_Input data_.
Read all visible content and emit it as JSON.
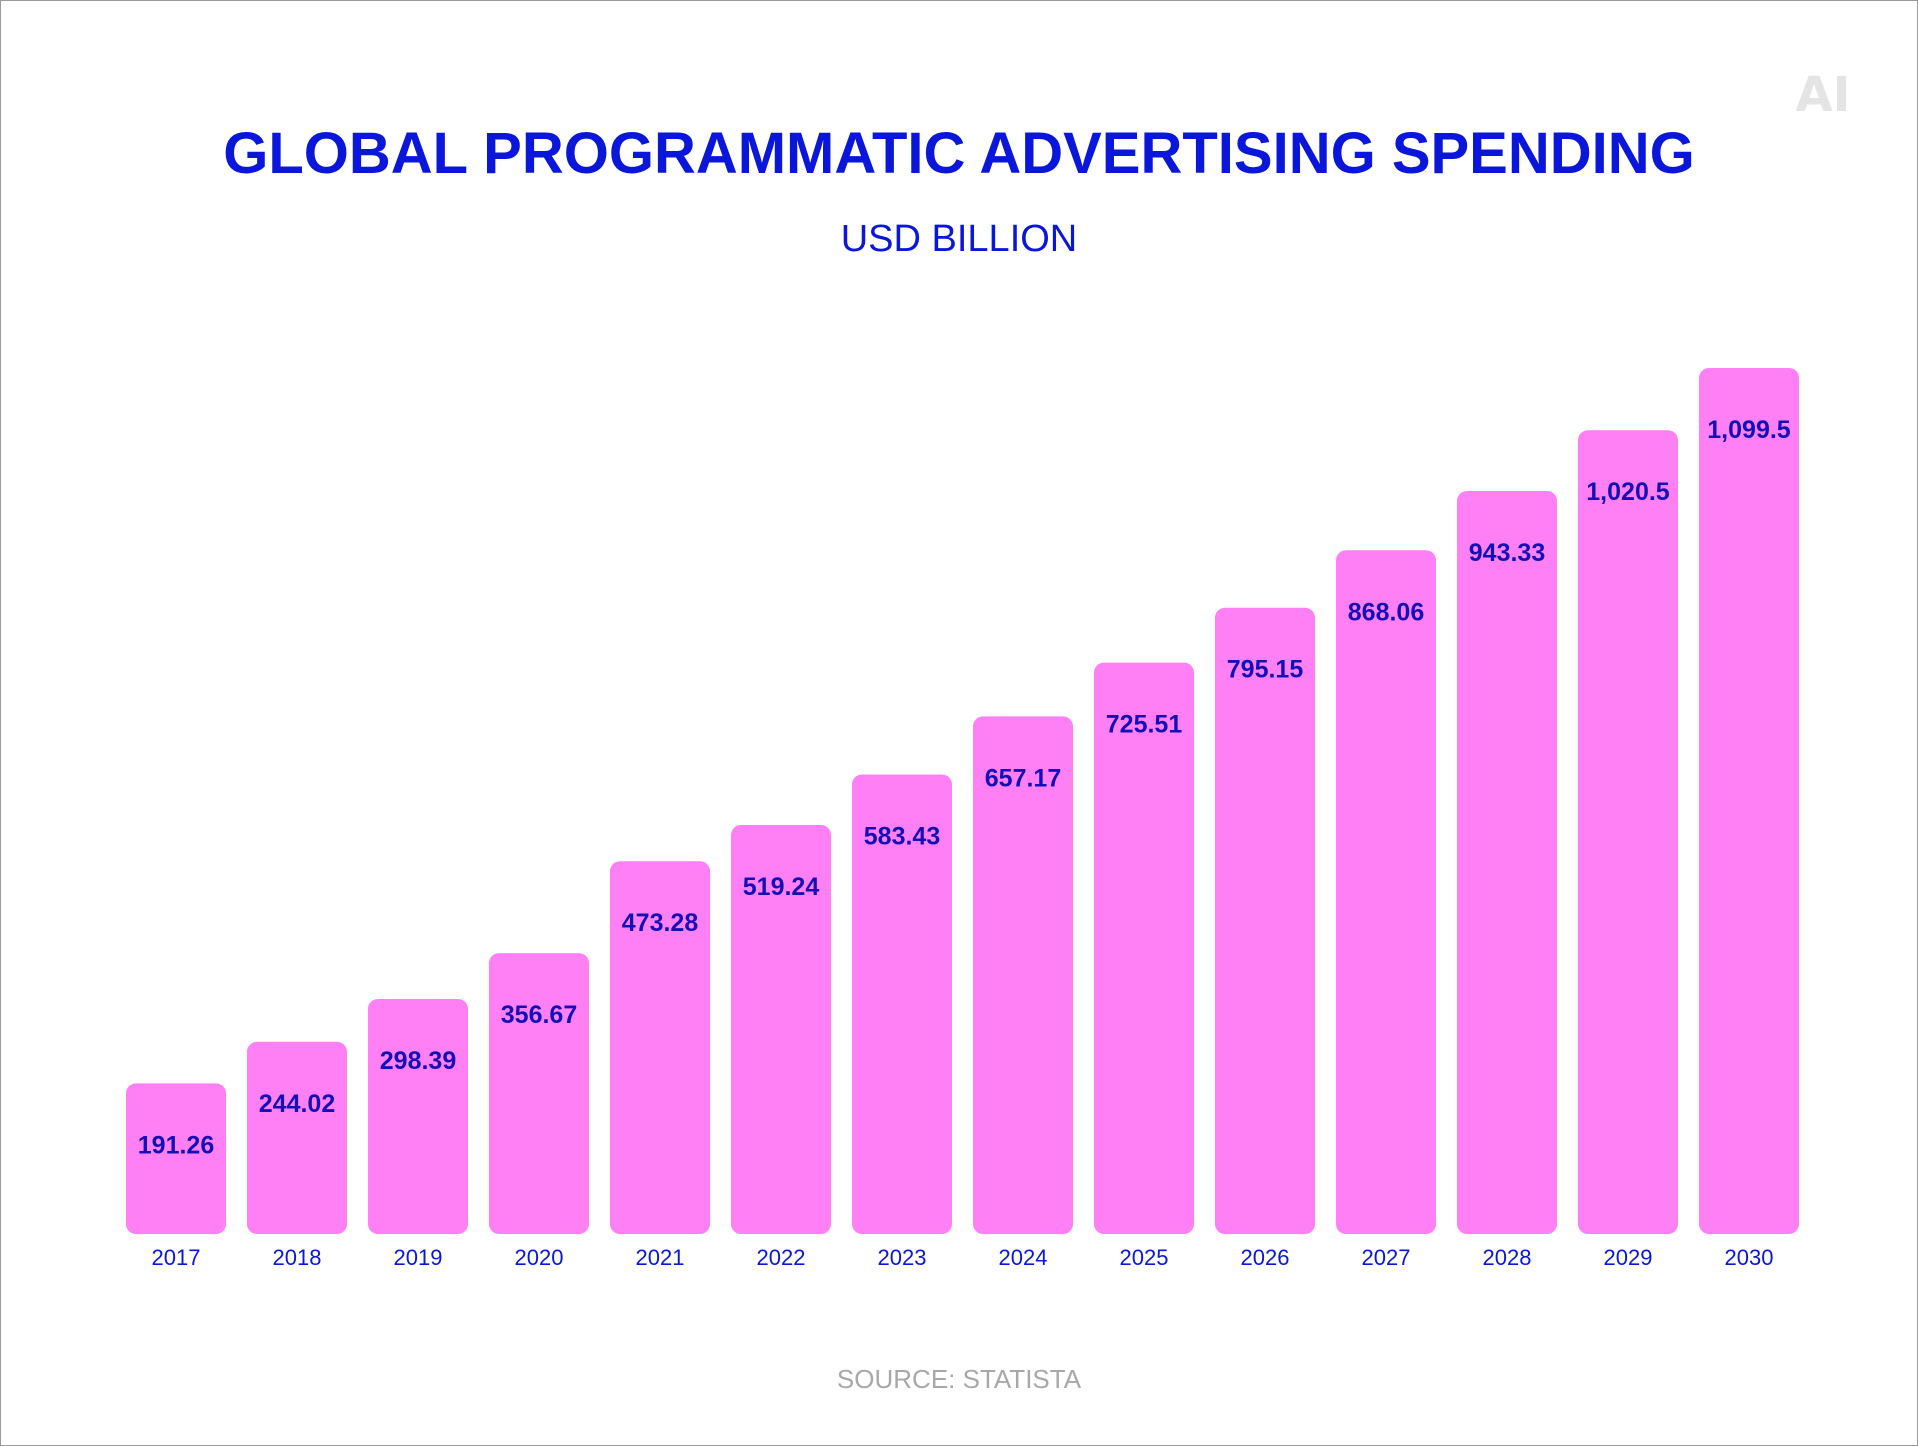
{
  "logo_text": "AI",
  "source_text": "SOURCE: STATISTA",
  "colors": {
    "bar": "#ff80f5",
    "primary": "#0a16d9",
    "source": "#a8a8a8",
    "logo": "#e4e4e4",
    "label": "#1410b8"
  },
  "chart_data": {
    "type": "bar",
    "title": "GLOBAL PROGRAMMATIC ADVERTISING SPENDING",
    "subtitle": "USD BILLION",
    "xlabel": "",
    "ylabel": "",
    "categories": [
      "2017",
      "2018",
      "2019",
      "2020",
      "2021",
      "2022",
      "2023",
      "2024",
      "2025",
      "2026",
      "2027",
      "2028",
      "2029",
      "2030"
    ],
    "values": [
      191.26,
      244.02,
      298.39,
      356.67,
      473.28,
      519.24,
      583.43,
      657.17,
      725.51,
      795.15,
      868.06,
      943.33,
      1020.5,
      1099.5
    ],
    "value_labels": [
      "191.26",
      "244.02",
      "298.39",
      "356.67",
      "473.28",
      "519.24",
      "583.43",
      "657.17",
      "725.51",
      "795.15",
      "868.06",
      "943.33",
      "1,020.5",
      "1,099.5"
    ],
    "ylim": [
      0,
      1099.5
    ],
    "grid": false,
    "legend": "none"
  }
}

_Task to carry out_.
Write out each line of the data exactly; the images should be left out.

_Response to the exercise_.
Read all visible content and emit it as JSON.
{
  "logo_text": "AI",
  "source_text": "SOURCE: STATISTA",
  "colors": {
    "bar": "#ff80f5",
    "primary": "#0a16d9",
    "source": "#a8a8a8",
    "logo": "#e4e4e4",
    "label": "#1410b8"
  },
  "chart_data": {
    "type": "bar",
    "title": "GLOBAL PROGRAMMATIC ADVERTISING SPENDING",
    "subtitle": "USD BILLION",
    "xlabel": "",
    "ylabel": "",
    "categories": [
      "2017",
      "2018",
      "2019",
      "2020",
      "2021",
      "2022",
      "2023",
      "2024",
      "2025",
      "2026",
      "2027",
      "2028",
      "2029",
      "2030"
    ],
    "values": [
      191.26,
      244.02,
      298.39,
      356.67,
      473.28,
      519.24,
      583.43,
      657.17,
      725.51,
      795.15,
      868.06,
      943.33,
      1020.5,
      1099.5
    ],
    "value_labels": [
      "191.26",
      "244.02",
      "298.39",
      "356.67",
      "473.28",
      "519.24",
      "583.43",
      "657.17",
      "725.51",
      "795.15",
      "868.06",
      "943.33",
      "1,020.5",
      "1,099.5"
    ],
    "ylim": [
      0,
      1099.5
    ],
    "grid": false,
    "legend": "none"
  }
}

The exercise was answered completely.